EXERCISE GOAL. Check every line below for the string "intro", and copy the lines that contain it.
---------- RECORD EXTRACTS ----------
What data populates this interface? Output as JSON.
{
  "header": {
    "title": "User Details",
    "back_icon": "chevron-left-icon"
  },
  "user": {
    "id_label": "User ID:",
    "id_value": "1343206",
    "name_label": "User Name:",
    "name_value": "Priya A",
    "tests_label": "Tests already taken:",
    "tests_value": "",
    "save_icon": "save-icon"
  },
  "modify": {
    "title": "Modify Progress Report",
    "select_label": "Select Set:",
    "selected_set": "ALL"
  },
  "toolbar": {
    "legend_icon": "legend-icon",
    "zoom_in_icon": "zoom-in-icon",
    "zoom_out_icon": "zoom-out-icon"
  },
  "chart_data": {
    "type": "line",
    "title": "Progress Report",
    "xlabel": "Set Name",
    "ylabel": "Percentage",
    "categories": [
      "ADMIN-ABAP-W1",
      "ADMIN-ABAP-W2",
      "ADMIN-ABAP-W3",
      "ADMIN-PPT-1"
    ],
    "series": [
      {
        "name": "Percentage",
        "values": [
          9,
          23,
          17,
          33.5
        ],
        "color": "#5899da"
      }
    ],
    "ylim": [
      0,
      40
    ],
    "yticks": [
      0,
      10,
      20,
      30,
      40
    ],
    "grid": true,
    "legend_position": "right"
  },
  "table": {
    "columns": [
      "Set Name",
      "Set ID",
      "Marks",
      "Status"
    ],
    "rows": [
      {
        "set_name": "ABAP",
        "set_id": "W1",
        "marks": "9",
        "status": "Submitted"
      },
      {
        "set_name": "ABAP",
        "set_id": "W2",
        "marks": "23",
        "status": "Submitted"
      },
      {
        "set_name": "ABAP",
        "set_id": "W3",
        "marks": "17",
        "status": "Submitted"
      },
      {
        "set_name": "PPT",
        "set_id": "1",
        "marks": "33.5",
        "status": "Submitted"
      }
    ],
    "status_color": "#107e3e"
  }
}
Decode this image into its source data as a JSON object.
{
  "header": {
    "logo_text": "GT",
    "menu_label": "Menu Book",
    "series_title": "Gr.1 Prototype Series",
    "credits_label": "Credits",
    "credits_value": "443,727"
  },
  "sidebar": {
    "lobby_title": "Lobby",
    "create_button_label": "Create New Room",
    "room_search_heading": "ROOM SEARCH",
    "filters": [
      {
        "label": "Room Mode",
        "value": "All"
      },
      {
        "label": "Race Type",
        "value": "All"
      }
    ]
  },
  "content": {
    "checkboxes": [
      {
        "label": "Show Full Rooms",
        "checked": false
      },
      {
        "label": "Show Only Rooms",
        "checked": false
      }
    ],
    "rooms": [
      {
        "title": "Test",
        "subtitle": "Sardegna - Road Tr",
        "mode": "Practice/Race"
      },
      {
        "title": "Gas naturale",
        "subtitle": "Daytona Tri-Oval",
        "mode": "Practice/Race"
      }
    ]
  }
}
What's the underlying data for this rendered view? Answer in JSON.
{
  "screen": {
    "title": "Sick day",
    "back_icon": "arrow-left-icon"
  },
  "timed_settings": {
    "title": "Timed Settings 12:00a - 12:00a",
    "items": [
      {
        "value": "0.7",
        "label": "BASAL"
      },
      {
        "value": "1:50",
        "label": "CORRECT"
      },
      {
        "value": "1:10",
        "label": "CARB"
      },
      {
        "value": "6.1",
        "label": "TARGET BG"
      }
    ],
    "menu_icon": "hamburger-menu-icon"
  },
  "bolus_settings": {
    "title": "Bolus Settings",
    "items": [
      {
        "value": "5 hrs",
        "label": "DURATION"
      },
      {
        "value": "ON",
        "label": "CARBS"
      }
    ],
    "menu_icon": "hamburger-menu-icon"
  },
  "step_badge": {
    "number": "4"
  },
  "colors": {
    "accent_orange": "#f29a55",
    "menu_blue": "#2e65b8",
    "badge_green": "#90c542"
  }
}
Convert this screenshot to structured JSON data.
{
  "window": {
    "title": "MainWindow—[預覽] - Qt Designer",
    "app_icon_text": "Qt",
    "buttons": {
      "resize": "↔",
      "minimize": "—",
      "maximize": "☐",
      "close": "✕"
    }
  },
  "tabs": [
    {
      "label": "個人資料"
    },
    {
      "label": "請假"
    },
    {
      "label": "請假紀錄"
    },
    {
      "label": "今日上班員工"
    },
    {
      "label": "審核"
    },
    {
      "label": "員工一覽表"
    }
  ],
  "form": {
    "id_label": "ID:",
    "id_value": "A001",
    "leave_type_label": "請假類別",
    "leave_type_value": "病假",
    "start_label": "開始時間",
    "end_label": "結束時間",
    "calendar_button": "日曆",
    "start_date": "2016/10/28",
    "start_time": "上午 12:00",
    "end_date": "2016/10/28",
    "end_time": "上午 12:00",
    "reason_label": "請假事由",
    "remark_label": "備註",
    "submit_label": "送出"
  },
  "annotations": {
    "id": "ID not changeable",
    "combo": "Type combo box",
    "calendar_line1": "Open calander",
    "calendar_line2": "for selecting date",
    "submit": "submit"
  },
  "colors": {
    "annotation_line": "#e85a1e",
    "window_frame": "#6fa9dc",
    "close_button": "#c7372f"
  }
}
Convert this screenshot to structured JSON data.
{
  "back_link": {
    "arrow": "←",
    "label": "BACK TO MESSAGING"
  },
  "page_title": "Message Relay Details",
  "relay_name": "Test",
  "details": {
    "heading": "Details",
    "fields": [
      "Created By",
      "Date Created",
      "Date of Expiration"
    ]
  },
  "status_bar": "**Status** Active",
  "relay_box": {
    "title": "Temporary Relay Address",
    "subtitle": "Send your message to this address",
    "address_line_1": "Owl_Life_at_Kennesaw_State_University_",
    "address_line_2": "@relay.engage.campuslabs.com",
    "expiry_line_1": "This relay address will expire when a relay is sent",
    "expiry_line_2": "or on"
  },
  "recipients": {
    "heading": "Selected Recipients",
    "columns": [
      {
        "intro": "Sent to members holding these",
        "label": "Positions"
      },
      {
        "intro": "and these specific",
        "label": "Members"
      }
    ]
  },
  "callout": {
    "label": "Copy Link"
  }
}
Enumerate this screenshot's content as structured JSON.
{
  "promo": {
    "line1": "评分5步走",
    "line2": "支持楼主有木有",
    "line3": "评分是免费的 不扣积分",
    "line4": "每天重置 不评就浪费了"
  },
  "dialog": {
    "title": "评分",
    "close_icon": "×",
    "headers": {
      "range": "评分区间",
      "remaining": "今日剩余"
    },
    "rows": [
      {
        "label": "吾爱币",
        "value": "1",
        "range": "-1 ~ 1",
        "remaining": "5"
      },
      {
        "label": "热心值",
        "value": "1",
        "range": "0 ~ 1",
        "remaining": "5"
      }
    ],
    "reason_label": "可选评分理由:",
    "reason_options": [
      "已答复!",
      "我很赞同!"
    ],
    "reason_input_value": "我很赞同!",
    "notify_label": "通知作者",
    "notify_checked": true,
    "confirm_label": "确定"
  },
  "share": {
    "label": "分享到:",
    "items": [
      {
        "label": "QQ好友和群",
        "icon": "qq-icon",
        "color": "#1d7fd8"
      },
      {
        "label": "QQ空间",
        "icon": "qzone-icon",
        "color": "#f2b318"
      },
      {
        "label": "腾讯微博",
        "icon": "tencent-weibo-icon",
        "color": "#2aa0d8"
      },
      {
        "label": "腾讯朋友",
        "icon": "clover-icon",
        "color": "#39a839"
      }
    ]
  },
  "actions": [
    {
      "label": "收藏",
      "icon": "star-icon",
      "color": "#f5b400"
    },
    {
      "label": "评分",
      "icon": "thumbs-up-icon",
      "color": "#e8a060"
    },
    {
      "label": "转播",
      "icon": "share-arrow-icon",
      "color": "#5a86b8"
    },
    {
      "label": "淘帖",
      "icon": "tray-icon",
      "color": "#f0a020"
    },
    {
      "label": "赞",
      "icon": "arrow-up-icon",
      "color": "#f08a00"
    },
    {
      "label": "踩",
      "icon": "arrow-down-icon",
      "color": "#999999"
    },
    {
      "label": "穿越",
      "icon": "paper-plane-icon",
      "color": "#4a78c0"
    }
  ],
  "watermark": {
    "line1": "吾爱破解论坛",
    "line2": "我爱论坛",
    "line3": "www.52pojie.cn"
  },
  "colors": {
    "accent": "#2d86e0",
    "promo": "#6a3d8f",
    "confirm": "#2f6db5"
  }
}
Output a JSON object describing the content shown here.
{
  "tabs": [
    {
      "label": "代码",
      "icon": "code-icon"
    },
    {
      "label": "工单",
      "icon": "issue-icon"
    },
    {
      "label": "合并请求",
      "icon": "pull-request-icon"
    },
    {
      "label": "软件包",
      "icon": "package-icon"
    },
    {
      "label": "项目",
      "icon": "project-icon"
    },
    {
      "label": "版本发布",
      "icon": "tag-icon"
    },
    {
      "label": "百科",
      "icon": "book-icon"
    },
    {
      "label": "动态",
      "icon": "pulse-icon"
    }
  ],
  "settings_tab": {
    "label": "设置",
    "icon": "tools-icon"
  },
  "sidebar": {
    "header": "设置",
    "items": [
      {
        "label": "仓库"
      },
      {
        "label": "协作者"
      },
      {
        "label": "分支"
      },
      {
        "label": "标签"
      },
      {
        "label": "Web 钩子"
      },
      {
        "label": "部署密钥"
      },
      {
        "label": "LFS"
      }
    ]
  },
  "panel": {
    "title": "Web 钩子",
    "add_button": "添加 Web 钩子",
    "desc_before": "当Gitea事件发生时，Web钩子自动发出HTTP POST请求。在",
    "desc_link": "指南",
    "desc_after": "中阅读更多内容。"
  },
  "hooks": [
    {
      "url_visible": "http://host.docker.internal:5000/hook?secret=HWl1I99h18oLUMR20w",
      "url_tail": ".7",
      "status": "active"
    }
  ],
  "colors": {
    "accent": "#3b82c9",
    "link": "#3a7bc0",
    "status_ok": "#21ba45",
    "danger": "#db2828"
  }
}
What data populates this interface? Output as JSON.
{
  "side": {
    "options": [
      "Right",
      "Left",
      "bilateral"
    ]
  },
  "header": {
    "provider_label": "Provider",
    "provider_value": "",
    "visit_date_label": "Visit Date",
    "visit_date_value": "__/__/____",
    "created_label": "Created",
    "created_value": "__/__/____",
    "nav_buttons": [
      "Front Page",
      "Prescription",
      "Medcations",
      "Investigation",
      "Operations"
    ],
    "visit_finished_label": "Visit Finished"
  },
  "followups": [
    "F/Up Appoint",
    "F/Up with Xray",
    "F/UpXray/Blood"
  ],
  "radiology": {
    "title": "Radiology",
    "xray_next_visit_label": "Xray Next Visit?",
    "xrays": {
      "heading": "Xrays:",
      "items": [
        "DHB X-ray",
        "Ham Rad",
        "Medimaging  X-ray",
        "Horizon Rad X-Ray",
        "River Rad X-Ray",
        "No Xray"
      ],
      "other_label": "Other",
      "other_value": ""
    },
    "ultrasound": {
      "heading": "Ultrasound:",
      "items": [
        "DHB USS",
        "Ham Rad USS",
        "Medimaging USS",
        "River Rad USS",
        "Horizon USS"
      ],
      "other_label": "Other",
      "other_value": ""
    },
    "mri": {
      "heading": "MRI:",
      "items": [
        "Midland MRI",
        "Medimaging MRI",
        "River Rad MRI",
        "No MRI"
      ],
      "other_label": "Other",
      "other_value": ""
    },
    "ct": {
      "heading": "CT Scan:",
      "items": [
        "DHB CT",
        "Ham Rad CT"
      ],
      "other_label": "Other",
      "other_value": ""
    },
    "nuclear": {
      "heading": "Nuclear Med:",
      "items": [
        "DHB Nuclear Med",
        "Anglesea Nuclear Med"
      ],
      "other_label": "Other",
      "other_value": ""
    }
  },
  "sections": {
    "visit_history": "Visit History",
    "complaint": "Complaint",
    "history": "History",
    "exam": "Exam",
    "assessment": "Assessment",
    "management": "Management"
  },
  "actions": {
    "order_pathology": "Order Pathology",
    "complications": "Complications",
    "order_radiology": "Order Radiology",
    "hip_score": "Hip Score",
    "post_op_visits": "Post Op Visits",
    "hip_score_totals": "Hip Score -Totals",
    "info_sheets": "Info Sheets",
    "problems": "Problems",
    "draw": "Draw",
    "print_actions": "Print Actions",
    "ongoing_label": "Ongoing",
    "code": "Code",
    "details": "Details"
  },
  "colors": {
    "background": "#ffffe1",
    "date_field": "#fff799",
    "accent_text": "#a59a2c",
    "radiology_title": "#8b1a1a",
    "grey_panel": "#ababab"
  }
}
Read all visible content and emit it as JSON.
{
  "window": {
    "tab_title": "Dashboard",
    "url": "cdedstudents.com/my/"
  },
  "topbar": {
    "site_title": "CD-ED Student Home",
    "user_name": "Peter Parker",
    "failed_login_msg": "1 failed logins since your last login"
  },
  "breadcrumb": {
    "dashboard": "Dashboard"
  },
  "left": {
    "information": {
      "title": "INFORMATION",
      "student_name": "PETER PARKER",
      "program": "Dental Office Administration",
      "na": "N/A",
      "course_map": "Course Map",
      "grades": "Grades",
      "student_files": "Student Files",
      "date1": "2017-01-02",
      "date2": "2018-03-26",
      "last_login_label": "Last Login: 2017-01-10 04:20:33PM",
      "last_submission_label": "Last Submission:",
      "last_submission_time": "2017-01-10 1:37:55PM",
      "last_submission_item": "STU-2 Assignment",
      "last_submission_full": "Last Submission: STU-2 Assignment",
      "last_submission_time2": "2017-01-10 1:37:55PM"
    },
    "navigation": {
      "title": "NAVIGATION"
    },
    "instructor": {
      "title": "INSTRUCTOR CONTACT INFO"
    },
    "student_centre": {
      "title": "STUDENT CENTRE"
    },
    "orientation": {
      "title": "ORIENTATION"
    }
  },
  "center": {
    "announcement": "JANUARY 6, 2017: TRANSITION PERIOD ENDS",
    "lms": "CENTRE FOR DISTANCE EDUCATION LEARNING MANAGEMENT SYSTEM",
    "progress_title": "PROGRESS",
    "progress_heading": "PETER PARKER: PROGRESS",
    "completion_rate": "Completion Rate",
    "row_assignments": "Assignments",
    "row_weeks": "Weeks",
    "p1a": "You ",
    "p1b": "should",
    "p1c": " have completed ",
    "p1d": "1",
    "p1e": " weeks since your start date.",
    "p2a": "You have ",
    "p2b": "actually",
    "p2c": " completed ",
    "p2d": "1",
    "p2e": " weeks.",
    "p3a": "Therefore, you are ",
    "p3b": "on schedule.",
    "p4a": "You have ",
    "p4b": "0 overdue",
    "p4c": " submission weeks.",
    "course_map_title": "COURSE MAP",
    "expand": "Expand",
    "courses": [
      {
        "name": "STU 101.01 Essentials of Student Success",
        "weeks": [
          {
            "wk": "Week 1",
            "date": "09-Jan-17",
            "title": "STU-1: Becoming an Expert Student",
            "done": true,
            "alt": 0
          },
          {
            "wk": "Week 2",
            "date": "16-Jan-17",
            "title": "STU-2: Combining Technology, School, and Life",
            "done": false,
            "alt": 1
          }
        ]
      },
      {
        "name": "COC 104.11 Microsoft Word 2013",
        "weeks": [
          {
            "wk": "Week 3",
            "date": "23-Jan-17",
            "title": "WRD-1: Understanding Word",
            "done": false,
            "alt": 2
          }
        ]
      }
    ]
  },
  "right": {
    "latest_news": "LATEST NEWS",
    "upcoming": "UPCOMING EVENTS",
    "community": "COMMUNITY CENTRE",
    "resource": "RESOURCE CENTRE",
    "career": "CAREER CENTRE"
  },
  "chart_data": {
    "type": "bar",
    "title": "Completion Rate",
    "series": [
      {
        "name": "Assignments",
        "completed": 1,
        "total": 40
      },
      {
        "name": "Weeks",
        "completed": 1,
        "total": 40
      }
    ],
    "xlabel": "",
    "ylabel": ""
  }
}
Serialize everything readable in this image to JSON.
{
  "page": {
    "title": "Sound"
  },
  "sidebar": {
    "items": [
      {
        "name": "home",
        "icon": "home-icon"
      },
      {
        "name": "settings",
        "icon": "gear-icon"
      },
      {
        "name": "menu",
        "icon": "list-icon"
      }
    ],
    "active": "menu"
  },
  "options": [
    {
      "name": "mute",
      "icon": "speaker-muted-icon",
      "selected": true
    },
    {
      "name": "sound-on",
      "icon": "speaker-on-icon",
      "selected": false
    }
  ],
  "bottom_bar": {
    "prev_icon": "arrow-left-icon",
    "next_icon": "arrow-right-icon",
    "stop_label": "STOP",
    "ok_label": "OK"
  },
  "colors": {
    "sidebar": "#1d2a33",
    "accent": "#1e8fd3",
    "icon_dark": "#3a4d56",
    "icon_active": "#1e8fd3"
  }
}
----------
RIGHT ANSWER.
        "intro": "Sent to members holding these",
        "intro": "and these specific",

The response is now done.